Data records:
- - -

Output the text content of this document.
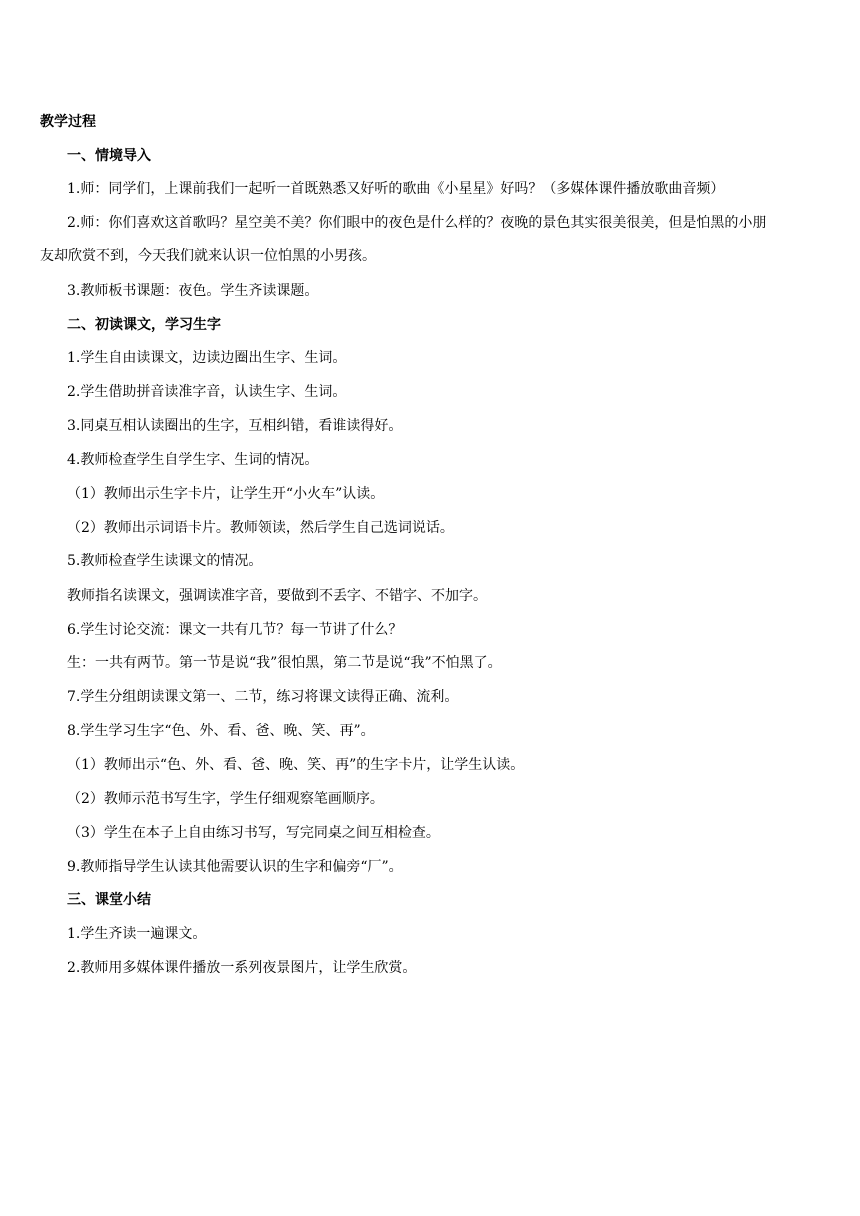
教学过程
一、情境导入
1.师：同学们，上课前我们一起听一首既熟悉又好听的歌曲《小星星》好吗？（多媒体课件播放歌曲音频）
2.师：你们喜欢这首歌吗？星空美不美？你们眼中的夜色是什么样的？夜晚的景色其实很美很美，但是怕黑的小朋
友却欣赏不到，今天我们就来认识一位怕黑的小男孩。
3.教师板书课题：夜色。学生齐读课题。
二、初读课文，学习生字
1.学生自由读课文，边读边圈出生字、生词。
2.学生借助拼音读准字音，认读生字、生词。
3.同桌互相认读圈出的生字，互相纠错，看谁读得好。
4.教师检查学生自学生字、生词的情况。
（1）教师出示生字卡片，让学生开“小火车”认读。
（2）教师出示词语卡片。教师领读，然后学生自己选词说话。
5.教师检查学生读课文的情况。
教师指名读课文，强调读准字音，要做到不丢字、不错字、不加字。
6.学生讨论交流：课文一共有几节？每一节讲了什么？
生：一共有两节。第一节是说“我”很怕黑，第二节是说“我”不怕黑了。
7.学生分组朗读课文第一、二节，练习将课文读得正确、流利。
8.学生学习生字“色、外、看、爸、晚、笑、再”。
（1）教师出示“色、外、看、爸、晚、笑、再”的生字卡片，让学生认读。
（2）教师示范书写生字，学生仔细观察笔画顺序。
（3）学生在本子上自由练习书写，写完同桌之间互相检查。
9.教师指导学生认读其他需要认识的生字和偏旁“厂”。
三、课堂小结
1.学生齐读一遍课文。
2.教师用多媒体课件播放一系列夜景图片，让学生欣赏。
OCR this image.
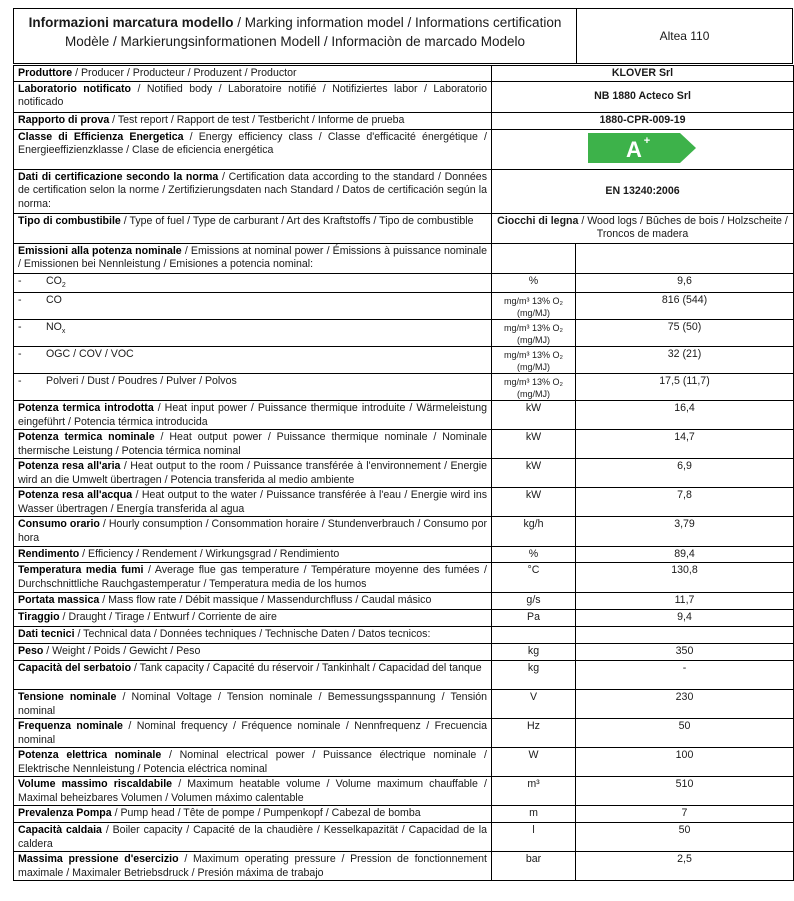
Informazioni marcatura modello / Marking information model / Informations certification
Modèle / Markierungsinformationen Modell / Informaciòn de marcado Modelo	Altea 110
Produttore / Producer / Producteur / Produzent / Productor	KLOVER Srl	
Laboratorio notificato / Notified body / Laboratoire notifié / Notifiziertes labor / Laboratorio notificado	NB 1880 Acteco Srl	
Rapporto di prova / Test report / Rapport de test / Testbericht / Informe de prueba	1880-CPR-009-19	
Classe di Efficienza Energetica / Energy efficiency class / Classe d'efficacité énergétique / Energieeffizienzklasse / Clase de eficiencia energética	A +	

Dati di certificazione secondo la norma / Certification data according to the standard / Données de certification selon la norme / Zertifizierungsdaten nach Standard / Datos de certificación según la norma:	EN 13240:2006	
Tipo di combustibile / Type of fuel / Type de carburant / Art des Kraftstoffs / Tipo de combustible	Ciocchi di legna / Wood logs / Bûches de bois / Holzscheite / Troncos de madera	
Emissioni alla potenza nominale / Emissions at nominal power / Émissions à puissance nominale / Emissionen bei Nennleistung / Emisiones a potencia nominal:		
- $CO_2$	%	9,6
- CO	mg/m³ 13% O₂ (mg/MJ)	816 (544)
- $NO_x$	mg/m³ 13% O₂ (mg/MJ)	75 (50)
- OGC / COV / VOC	mg/m³ 13% O₂ (mg/MJ)	32 (21)
- Polveri / Dust / Poudres / Pulver / Polvos	mg/m³ 13% O₂ (mg/MJ)	17,5 (11,7)
Potenza termica introdotta / Heat input power / Puissance thermique introduite / Wärmeleistung eingeführt / Potencia térmica introducida	kW	16,4
Potenza termica nominale / Heat output power / Puissance thermique nominale / Nominale thermische Leistung / Potencia térmica nominal	kW	14,7
Potenza resa all'aria / Heat output to the room / Puissance transférée à l'environnement / Energie wird an die Umwelt übertragen / Potencia transferida al medio ambiente	kW	6,9
Potenza resa all'acqua / Heat output to the water / Puissance transférée à l'eau / Energie wird ins Wasser übertragen / Energía transferida al agua	kW	7,8
Consumo orario / Hourly consumption / Consommation horaire / Stundenverbrauch / Consumo por hora	kg/h	3,79
Rendimento / Efficiency / Rendement / Wirkungsgrad / Rendimiento	%	89,4
Temperatura media fumi / Average flue gas temperature / Température moyenne des fumées / Durchschnittliche Rauchgastemperatur / Temperatura media de los humos	°C	130,8
Portata massica / Mass flow rate / Débit massique / Massendurchfluss / Caudal másico	g/s	11,7
Tiraggio / Draught / Tirage / Entwurf / Corriente de aire	Pa	9,4
Dati tecnici / Technical data / Données techniques / Technische Daten / Datos tecnicos:		
Peso / Weight / Poids / Gewicht / Peso	kg	350
Capacità del serbatoio / Tank capacity / Capacité du réservoir / Tankinhalt / Capacidad del tanque	kg	-
Tensione nominale / Nominal Voltage / Tension nominale / Bemessungsspannung / Tensión nominal	V	230
Frequenza nominale / Nominal frequency / Fréquence nominale / Nennfrequenz / Frecuencia nominal	Hz	50
Potenza elettrica nominale / Nominal electrical power / Puissance électrique nominale / Elektrische Nennleistung / Potencia eléctrica nominal	W	100
Volume massimo riscaldabile / Maximum heatable volume / Volume maximum chauffable / Maximal beheizbares Volumen / Volumen máximo calentable	m³	510
Prevalenza Pompa / Pump head / Tête de pompe / Pumpenkopf / Cabezal de bomba	m	7
Capacità caldaia / Boiler capacity / Capacité de la chaudière / Kesselkapazität / Capacidad de la caldera	l	50
Massima pressione d'esercizio / Maximum operating pressure / Pression de fonctionnement maximale / Maximaler Betriebsdruck / Presión máxima de trabajo	bar	2,5
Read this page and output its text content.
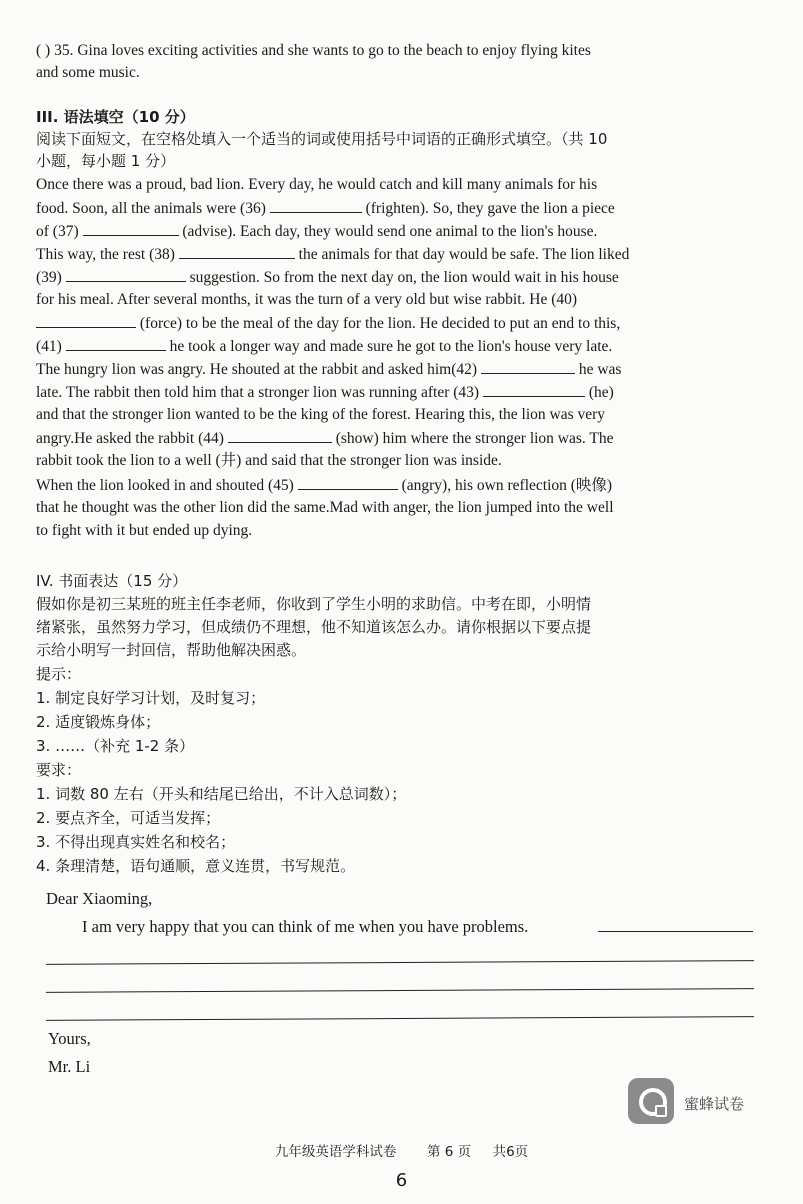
( ) 35. Gina loves exciting activities and she wants to go to the beach to enjoy flying kites
and some music.
III. 语法填空（10 分）
阅读下面短文，在空格处填入一个适当的词或使用括号中词语的正确形式填空。（共 10
小题，每小题 1 分）
Once there was a proud, bad lion. Every day, he would catch and kill many animals for his
food. Soon, all the animals were (36)	(frighten). So, they gave the lion a piece
of (37)	(advise). Each day, they would send one animal to the lion's house.
This way, the rest (38)	the animals for that day would be safe. The lion liked
(39)	suggestion. So from the next day on, the lion would wait in his house
for his meal. After several months, it was the turn of a very old but wise rabbit. He (40)
(force) to be the meal of the day for the lion. He decided to put an end to this,
(41)	he took a longer way and made sure he got to the lion's house very late.
The hungry lion was angry. He shouted at the rabbit and asked him(42)	he was
late. The rabbit then told him that a stronger lion was running after (43)	(he)
and that the stronger lion wanted to be the king of the forest. Hearing this, the lion was very
angry.He asked the rabbit (44)	(show) him where the stronger lion was. The
rabbit took the lion to a well (井) and said that the stronger lion was inside.
When the lion looked in and shouted (45)	(angry), his own reflection (映像)
that he thought was the other lion did the same.Mad with anger, the lion jumped into the well
to fight with it but ended up dying.
IV. 书面表达（15 分）
假如你是初三某班的班主任李老师，你收到了学生小明的求助信。中考在即，小明情
绪紧张，虽然努力学习，但成绩仍不理想，他不知道该怎么办。请你根据以下要点提
示给小明写一封回信，帮助他解决困惑。
提示：
1. 制定良好学习计划，及时复习；
2. 适度锻炼身体；
3. ……（补充 1-2 条）
要求：
1. 词数 80 左右（开头和结尾已给出，不计入总词数）；
2. 要点齐全，可适当发挥；
3. 不得出现真实姓名和校名；
4. 条理清楚，语句通顺，意义连贯，书写规范。
Dear Xiaoming,
I am very happy that you can think of me when you have problems.
Yours,
Mr. Li
蜜蜂试卷
九年级英语学科试卷 第 6 页     共6页
6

- - -

# [To do]
Give the number of lines in the records that contain the string "certification", with no other output.

# [Answer to the exercise]
2